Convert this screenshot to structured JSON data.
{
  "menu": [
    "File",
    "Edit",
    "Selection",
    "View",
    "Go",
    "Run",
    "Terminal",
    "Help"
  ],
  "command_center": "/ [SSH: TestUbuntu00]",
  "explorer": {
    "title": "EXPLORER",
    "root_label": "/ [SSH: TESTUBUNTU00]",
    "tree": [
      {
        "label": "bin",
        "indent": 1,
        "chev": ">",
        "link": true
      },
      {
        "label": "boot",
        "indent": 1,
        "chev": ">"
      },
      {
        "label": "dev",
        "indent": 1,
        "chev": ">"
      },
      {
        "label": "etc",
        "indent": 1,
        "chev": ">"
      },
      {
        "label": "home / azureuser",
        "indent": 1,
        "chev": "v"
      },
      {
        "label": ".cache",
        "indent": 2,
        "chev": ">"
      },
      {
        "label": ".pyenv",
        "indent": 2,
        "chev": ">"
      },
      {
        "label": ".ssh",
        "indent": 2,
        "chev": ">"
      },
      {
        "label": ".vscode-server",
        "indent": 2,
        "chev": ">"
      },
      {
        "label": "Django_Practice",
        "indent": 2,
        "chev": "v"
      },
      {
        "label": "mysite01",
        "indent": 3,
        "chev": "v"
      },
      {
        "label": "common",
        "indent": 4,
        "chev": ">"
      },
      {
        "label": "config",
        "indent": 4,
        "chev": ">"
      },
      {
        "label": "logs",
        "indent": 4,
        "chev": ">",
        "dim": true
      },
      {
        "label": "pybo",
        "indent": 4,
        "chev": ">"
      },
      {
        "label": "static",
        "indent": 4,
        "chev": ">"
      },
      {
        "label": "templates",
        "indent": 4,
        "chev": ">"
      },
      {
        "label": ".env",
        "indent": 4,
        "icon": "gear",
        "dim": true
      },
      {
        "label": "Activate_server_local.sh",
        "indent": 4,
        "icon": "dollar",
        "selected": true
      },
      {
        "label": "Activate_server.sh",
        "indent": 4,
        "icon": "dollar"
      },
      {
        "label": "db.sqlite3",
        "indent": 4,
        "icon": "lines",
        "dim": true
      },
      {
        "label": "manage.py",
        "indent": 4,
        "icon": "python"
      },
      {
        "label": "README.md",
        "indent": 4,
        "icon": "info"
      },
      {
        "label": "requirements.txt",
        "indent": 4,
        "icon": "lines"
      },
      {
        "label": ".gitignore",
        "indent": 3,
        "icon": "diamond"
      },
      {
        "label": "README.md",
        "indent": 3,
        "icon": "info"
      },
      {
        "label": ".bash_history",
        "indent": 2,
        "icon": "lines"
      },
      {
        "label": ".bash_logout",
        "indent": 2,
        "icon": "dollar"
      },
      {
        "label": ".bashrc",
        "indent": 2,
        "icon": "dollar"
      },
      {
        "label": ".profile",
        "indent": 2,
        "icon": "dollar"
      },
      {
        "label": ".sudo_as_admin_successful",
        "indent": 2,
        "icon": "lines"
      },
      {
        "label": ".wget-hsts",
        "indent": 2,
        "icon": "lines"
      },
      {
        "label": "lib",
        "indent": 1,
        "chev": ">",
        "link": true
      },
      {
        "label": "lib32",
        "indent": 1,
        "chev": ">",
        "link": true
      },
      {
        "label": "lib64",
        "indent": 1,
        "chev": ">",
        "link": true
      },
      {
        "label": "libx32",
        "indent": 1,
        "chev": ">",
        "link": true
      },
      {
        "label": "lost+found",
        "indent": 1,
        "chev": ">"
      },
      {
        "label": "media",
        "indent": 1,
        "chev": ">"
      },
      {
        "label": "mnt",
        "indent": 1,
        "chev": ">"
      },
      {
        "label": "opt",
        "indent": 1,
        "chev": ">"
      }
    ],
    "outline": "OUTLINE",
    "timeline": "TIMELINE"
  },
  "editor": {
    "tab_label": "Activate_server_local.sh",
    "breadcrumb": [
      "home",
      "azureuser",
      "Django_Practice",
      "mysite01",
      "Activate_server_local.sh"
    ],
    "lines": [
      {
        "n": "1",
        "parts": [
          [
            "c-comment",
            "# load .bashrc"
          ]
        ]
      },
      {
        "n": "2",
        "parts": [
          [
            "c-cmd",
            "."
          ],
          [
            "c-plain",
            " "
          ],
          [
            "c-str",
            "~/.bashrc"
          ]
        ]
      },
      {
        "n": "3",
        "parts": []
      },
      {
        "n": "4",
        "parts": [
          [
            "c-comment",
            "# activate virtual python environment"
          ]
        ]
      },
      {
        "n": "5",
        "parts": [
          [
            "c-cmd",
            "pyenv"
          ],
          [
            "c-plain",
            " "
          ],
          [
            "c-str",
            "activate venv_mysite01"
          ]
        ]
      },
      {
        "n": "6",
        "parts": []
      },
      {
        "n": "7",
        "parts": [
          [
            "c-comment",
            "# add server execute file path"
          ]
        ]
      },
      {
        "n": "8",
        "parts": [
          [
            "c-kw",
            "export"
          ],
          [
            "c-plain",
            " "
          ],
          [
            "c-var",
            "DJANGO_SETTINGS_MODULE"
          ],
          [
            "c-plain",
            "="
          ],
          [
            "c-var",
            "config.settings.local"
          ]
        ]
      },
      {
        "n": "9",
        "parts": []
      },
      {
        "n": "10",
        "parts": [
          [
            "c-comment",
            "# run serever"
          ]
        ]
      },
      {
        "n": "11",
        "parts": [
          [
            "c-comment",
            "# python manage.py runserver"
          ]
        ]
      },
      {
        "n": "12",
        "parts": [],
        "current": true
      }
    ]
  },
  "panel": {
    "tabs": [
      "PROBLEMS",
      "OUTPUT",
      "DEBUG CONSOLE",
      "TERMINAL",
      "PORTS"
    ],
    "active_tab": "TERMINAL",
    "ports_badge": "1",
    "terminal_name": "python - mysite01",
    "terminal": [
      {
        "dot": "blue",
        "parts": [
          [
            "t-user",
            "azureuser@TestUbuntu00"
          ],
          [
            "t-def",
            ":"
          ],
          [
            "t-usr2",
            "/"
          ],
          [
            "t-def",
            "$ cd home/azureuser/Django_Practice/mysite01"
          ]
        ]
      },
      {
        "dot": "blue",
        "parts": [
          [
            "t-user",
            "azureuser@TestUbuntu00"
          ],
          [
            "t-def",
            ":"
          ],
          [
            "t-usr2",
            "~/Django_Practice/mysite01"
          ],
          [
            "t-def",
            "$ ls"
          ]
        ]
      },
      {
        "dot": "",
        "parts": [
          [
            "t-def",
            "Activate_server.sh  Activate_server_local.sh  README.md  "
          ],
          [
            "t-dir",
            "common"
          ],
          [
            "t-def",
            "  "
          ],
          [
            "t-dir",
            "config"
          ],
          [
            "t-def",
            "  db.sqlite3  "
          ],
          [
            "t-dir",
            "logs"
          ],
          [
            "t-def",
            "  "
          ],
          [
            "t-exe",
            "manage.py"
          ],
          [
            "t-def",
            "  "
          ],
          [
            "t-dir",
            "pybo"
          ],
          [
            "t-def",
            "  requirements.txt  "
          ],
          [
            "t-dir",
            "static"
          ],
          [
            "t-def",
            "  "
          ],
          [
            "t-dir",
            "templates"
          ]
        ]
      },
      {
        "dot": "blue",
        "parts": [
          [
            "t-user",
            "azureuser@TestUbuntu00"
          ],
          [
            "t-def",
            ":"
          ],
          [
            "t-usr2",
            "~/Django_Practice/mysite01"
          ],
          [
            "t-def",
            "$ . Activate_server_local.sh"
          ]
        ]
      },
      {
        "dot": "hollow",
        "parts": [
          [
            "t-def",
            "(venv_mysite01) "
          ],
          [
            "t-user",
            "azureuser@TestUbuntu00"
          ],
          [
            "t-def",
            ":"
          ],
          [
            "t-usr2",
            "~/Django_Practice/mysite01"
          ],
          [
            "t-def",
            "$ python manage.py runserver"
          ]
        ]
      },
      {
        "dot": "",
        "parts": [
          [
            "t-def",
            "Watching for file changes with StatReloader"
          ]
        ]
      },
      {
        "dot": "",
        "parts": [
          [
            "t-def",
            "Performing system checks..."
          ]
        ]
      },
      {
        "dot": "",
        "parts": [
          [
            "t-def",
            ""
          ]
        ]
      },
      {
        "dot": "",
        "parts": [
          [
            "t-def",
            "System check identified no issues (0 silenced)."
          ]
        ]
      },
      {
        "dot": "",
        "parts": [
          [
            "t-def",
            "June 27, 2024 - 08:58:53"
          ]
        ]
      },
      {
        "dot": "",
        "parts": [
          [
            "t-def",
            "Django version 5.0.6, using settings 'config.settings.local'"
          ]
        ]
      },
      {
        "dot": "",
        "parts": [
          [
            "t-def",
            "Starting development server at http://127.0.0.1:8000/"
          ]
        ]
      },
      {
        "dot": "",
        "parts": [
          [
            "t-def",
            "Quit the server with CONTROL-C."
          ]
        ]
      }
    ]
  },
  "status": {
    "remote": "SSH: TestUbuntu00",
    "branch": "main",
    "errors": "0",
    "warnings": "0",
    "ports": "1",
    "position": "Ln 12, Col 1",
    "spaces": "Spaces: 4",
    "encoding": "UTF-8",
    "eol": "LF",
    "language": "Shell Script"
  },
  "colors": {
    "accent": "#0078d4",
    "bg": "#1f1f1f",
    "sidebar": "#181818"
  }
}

____________________

PROBLEM DETAILS → Copy the lines from the entries above in which the word "home" appears.

EXERCISE RESPONSE →
        "label": "home / azureuser",
      "home",
            "$ cd home/azureuser/Django_Practice/mysite01"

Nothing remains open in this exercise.